[Collection entries]
★ ★ ★ ★ ★
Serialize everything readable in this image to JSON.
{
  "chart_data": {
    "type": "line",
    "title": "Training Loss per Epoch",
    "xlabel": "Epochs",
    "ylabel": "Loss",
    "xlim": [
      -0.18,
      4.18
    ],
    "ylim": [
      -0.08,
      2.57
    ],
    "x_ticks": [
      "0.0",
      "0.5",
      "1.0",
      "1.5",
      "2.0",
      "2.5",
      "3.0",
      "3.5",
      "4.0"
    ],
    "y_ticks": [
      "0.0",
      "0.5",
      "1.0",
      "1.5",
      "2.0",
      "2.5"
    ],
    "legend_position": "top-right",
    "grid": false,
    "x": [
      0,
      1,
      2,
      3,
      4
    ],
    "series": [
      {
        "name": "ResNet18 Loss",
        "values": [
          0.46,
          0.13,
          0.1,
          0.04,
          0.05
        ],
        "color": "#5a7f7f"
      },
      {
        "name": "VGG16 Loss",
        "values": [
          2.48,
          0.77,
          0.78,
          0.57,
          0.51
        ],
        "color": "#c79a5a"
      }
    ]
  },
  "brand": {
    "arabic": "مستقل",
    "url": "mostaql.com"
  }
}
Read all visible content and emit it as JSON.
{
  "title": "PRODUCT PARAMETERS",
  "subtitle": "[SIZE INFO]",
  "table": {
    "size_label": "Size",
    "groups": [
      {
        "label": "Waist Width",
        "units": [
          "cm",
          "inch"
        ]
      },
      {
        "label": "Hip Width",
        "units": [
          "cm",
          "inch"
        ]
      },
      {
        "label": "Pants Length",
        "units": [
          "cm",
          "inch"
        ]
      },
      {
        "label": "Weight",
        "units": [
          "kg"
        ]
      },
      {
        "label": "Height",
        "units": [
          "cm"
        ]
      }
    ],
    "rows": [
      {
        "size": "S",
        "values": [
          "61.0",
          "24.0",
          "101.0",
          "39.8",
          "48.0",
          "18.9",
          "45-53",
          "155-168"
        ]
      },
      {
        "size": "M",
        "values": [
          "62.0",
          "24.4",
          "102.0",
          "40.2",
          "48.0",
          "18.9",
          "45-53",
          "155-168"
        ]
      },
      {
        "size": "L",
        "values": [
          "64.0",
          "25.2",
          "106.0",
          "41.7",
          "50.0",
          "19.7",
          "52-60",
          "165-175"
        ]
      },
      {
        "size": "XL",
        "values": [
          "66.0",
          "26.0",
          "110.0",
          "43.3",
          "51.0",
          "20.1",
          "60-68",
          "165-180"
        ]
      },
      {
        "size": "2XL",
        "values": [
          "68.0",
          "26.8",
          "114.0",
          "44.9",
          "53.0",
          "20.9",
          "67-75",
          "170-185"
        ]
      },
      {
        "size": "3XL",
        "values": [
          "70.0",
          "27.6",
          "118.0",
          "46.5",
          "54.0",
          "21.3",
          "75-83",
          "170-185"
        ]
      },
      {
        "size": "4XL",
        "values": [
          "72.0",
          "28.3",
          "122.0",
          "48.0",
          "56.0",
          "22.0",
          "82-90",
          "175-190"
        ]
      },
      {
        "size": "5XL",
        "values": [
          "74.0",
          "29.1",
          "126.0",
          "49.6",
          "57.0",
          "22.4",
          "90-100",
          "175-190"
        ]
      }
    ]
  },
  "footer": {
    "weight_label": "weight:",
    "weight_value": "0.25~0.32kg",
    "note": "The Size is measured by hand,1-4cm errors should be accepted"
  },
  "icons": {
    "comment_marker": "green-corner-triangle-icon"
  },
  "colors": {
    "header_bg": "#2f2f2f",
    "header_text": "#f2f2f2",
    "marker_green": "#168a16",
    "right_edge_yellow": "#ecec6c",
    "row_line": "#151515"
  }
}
★ ★ ★ ★ ★
EXERCISE BRIEF
Restate all of the entries exactly, please.

SOLVED PROBLEM
Serialize everything readable in this image to JSON.
{
  "chart_data": {
    "type": "line",
    "title": "Training Loss per Epoch",
    "xlabel": "Epochs",
    "ylabel": "Loss",
    "xlim": [
      -0.18,
      4.18
    ],
    "ylim": [
      -0.08,
      2.57
    ],
    "x_ticks": [
      "0.0",
      "0.5",
      "1.0",
      "1.5",
      "2.0",
      "2.5",
      "3.0",
      "3.5",
      "4.0"
    ],
    "y_ticks": [
      "0.0",
      "0.5",
      "1.0",
      "1.5",
      "2.0",
      "2.5"
    ],
    "legend_position": "top-right",
    "grid": false,
    "x": [
      0,
      1,
      2,
      3,
      4
    ],
    "series": [
      {
        "name": "ResNet18 Loss",
        "values": [
          0.46,
          0.13,
          0.1,
          0.04,
          0.05
        ],
        "color": "#5a7f7f"
      },
      {
        "name": "VGG16 Loss",
        "values": [
          2.48,
          0.77,
          0.78,
          0.57,
          0.51
        ],
        "color": "#c79a5a"
      }
    ]
  },
  "brand": {
    "arabic": "مستقل",
    "url": "mostaql.com"
  }
}
Read all visible content and emit it as JSON.
{
  "title": "PRODUCT PARAMETERS",
  "subtitle": "[SIZE INFO]",
  "table": {
    "size_label": "Size",
    "groups": [
      {
        "label": "Waist Width",
        "units": [
          "cm",
          "inch"
        ]
      },
      {
        "label": "Hip Width",
        "units": [
          "cm",
          "inch"
        ]
      },
      {
        "label": "Pants Length",
        "units": [
          "cm",
          "inch"
        ]
      },
      {
        "label": "Weight",
        "units": [
          "kg"
        ]
      },
      {
        "label": "Height",
        "units": [
          "cm"
        ]
      }
    ],
    "rows": [
      {
        "size": "S",
        "values": [
          "61.0",
          "24.0",
          "101.0",
          "39.8",
          "48.0",
          "18.9",
          "45-53",
          "155-168"
        ]
      },
      {
        "size": "M",
        "values": [
          "62.0",
          "24.4",
          "102.0",
          "40.2",
          "48.0",
          "18.9",
          "45-53",
          "155-168"
        ]
      },
      {
        "size": "L",
        "values": [
          "64.0",
          "25.2",
          "106.0",
          "41.7",
          "50.0",
          "19.7",
          "52-60",
          "165-175"
        ]
      },
      {
        "size": "XL",
        "values": [
          "66.0",
          "26.0",
          "110.0",
          "43.3",
          "51.0",
          "20.1",
          "60-68",
          "165-180"
        ]
      },
      {
        "size": "2XL",
        "values": [
          "68.0",
          "26.8",
          "114.0",
          "44.9",
          "53.0",
          "20.9",
          "67-75",
          "170-185"
        ]
      },
      {
        "size": "3XL",
        "values": [
          "70.0",
          "27.6",
          "118.0",
          "46.5",
          "54.0",
          "21.3",
          "75-83",
          "170-185"
        ]
      },
      {
        "size": "4XL",
        "values": [
          "72.0",
          "28.3",
          "122.0",
          "48.0",
          "56.0",
          "22.0",
          "82-90",
          "175-190"
        ]
      },
      {
        "size": "5XL",
        "values": [
          "74.0",
          "29.1",
          "126.0",
          "49.6",
          "57.0",
          "22.4",
          "90-100",
          "175-190"
        ]
      }
    ]
  },
  "footer": {
    "weight_label": "weight:",
    "weight_value": "0.25~0.32kg",
    "note": "The Size is measured by hand,1-4cm errors should be accepted"
  },
  "icons": {
    "comment_marker": "green-corner-triangle-icon"
  },
  "colors": {
    "header_bg": "#2f2f2f",
    "header_text": "#f2f2f2",
    "marker_green": "#168a16",
    "right_edge_yellow": "#ecec6c",
    "row_line": "#151515"
  }
}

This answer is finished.